### [Data supplied]
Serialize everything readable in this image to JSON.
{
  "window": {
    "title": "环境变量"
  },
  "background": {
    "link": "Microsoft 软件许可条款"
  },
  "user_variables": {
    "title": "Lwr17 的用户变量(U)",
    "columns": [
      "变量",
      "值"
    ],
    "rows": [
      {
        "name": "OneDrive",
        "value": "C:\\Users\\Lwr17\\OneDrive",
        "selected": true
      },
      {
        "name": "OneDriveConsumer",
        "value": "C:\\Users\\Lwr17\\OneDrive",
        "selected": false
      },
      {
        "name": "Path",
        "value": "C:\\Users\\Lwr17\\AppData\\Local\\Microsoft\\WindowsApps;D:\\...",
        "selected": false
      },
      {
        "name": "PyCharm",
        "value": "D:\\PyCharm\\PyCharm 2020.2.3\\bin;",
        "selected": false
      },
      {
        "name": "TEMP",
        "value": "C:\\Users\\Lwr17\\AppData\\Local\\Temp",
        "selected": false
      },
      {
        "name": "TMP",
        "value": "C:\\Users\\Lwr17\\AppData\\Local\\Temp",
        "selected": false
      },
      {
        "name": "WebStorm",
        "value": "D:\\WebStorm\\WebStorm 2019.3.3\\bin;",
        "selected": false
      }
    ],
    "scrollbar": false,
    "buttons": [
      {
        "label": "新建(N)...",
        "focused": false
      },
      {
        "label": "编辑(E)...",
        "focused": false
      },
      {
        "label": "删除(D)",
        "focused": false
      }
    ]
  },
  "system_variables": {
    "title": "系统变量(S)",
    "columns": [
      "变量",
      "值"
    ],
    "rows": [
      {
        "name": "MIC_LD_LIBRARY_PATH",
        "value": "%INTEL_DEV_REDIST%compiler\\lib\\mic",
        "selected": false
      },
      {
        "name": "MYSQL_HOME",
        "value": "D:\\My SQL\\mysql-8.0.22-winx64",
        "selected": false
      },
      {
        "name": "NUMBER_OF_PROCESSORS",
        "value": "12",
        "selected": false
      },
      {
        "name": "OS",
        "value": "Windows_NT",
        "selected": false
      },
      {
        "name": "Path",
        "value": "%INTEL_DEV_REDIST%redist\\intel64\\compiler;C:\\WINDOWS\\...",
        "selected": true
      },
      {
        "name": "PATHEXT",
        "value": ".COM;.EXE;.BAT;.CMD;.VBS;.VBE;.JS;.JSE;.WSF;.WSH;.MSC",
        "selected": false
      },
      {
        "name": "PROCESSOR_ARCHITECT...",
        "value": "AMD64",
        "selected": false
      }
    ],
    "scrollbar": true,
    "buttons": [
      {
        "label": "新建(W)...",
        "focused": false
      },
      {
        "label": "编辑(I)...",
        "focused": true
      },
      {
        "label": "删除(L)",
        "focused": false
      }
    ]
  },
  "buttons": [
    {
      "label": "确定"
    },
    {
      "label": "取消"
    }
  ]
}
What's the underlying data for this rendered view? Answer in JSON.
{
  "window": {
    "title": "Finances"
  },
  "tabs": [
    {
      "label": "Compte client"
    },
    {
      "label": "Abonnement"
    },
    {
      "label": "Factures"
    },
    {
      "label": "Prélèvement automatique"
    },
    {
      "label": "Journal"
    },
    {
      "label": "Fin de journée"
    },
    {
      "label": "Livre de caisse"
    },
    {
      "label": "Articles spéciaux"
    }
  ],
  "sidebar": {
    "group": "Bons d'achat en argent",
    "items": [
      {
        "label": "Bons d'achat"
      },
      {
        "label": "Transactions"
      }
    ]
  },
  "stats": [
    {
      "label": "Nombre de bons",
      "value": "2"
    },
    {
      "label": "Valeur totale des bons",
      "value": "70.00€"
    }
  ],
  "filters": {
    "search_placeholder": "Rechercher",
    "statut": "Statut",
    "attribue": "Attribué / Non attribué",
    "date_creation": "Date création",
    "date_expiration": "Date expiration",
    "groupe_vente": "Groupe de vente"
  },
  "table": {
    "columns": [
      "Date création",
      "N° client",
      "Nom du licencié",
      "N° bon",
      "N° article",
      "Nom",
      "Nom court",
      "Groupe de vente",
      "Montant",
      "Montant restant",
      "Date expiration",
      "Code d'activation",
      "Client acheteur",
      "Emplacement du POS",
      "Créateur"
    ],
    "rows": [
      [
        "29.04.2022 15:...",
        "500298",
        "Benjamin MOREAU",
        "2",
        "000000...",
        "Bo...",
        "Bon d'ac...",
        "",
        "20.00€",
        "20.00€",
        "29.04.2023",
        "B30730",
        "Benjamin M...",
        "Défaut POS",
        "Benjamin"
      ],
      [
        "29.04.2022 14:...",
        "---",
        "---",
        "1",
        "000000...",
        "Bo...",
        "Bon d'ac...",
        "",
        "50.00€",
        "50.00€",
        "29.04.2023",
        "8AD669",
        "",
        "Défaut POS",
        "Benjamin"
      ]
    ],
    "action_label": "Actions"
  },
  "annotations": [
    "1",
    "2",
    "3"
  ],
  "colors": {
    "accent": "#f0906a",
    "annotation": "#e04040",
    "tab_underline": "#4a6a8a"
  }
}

### [Instruction]
Only lines with the word "WebStorm" should be collected from the material.

### [Complete response]
        "name": "WebStorm",
        "value": "D:\\WebStorm\\WebStorm 2019.3.3\\bin;",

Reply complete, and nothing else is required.